» Dataset rows
>> start

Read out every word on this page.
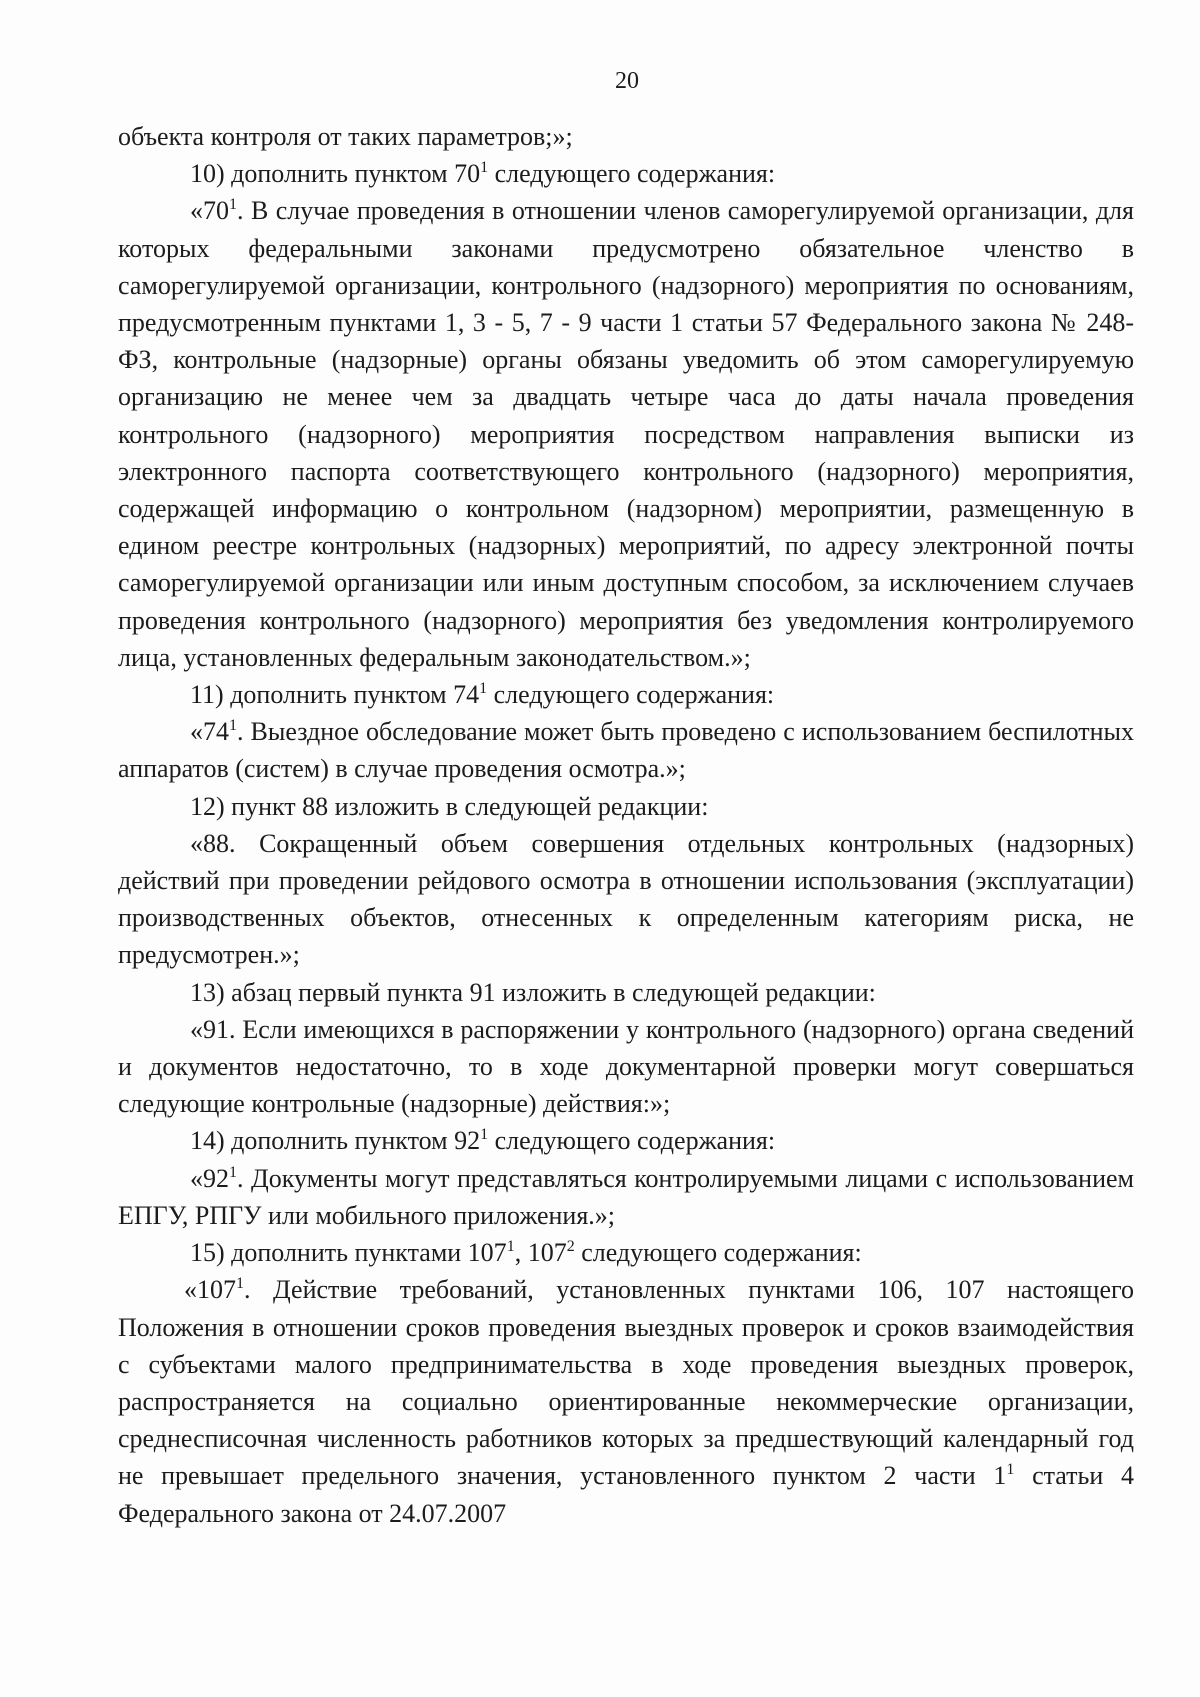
20

объекта контроля от таких параметров;»;

10) дополнить пунктом $70^1$ следующего содержания:

«$70^1$. В случае проведения в отношении членов саморегулируемой организации, для которых федеральными законами предусмотрено обязательное членство в саморегулируемой организации, контрольного (надзорного) мероприятия по основаниям, предусмотренным пунктами 1, 3 - 5, 7 - 9 части 1 статьи 57 Федерального закона № 248-ФЗ, контрольные (надзорные) органы обязаны уведомить об этом саморегулируемую организацию не менее чем за двадцать четыре часа до даты начала проведения контрольного (надзорного) мероприятия посредством направления выписки из электронного паспорта соответствующего контрольного (надзорного) мероприятия, содержащей информацию о контрольном (надзорном) мероприятии, размещенную в едином реестре контрольных (надзорных) мероприятий, по адресу электронной почты саморегулируемой организации или иным доступным способом, за исключением случаев проведения контрольного (надзорного) мероприятия без уведомления контролируемого лица, установленных федеральным законодательством.»;

11) дополнить пунктом $74^1$ следующего содержания:

«$74^1$. Выездное обследование может быть проведено с использованием беспилотных аппаратов (систем) в случае проведения осмотра.»;

12) пункт 88 изложить в следующей редакции:

«88. Сокращенный объем совершения отдельных контрольных (надзорных) действий при проведении рейдового осмотра в отношении использования (эксплуатации) производственных объектов, отнесенных к определенным категориям риска, не предусмотрен.»;

13) абзац первый пункта 91 изложить в следующей редакции:

«91. Если имеющихся в распоряжении у контрольного (надзорного) органа сведений и документов недостаточно, то в ходе документарной проверки могут совершаться следующие контрольные (надзорные) действия:»;

14) дополнить пунктом $92^1$ следующего содержания:

«$92^1$. Документы могут представляться контролируемыми лицами с использованием ЕПГУ, РПГУ или мобильного приложения.»;

15) дополнить пунктами $107^1$, $107^2$ следующего содержания:

«$107^1$. Действие требований, установленных пунктами 106, 107 настоящего Положения в отношении сроков проведения выездных проверок и сроков взаимодействия с субъектами малого предпринимательства в ходе проведения выездных проверок, распространяется на социально ориентированные некоммерческие организации, среднесписочная численность работников которых за предшествующий календарный год не превышает предельного значения, установленного пунктом 2 части $1^1$ статьи 4 Федерального закона от 24.07.2007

>> end

» EXERCISE PROMPT
Retype the whole listing exactly and leave the pictures out.

» ANSWER TO THIS TASK
Read out every word on this page.
20

объекта контроля от таких параметров;»;

10) дополнить пунктом $70^1$ следующего содержания:

«$70^1$. В случае проведения в отношении членов саморегулируемой организации, для которых федеральными законами предусмотрено обязательное членство в саморегулируемой организации, контрольного (надзорного) мероприятия по основаниям, предусмотренным пунктами 1, 3 - 5, 7 - 9 части 1 статьи 57 Федерального закона № 248-ФЗ, контрольные (надзорные) органы обязаны уведомить об этом саморегулируемую организацию не менее чем за двадцать четыре часа до даты начала проведения контрольного (надзорного) мероприятия посредством направления выписки из электронного паспорта соответствующего контрольного (надзорного) мероприятия, содержащей информацию о контрольном (надзорном) мероприятии, размещенную в едином реестре контрольных (надзорных) мероприятий, по адресу электронной почты саморегулируемой организации или иным доступным способом, за исключением случаев проведения контрольного (надзорного) мероприятия без уведомления контролируемого лица, установленных федеральным законодательством.»;

11) дополнить пунктом $74^1$ следующего содержания:

«$74^1$. Выездное обследование может быть проведено с использованием беспилотных аппаратов (систем) в случае проведения осмотра.»;

12) пункт 88 изложить в следующей редакции:

«88. Сокращенный объем совершения отдельных контрольных (надзорных) действий при проведении рейдового осмотра в отношении использования (эксплуатации) производственных объектов, отнесенных к определенным категориям риска, не предусмотрен.»;

13) абзац первый пункта 91 изложить в следующей редакции:

«91. Если имеющихся в распоряжении у контрольного (надзорного) органа сведений и документов недостаточно, то в ходе документарной проверки могут совершаться следующие контрольные (надзорные) действия:»;

14) дополнить пунктом $92^1$ следующего содержания:

«$92^1$. Документы могут представляться контролируемыми лицами с использованием ЕПГУ, РПГУ или мобильного приложения.»;

15) дополнить пунктами $107^1$, $107^2$ следующего содержания:

«$107^1$. Действие требований, установленных пунктами 106, 107 настоящего Положения в отношении сроков проведения выездных проверок и сроков взаимодействия с субъектами малого предпринимательства в ходе проведения выездных проверок, распространяется на социально ориентированные некоммерческие организации, среднесписочная численность работников которых за предшествующий календарный год не превышает предельного значения, установленного пунктом 2 части $1^1$ статьи 4 Федерального закона от 24.07.2007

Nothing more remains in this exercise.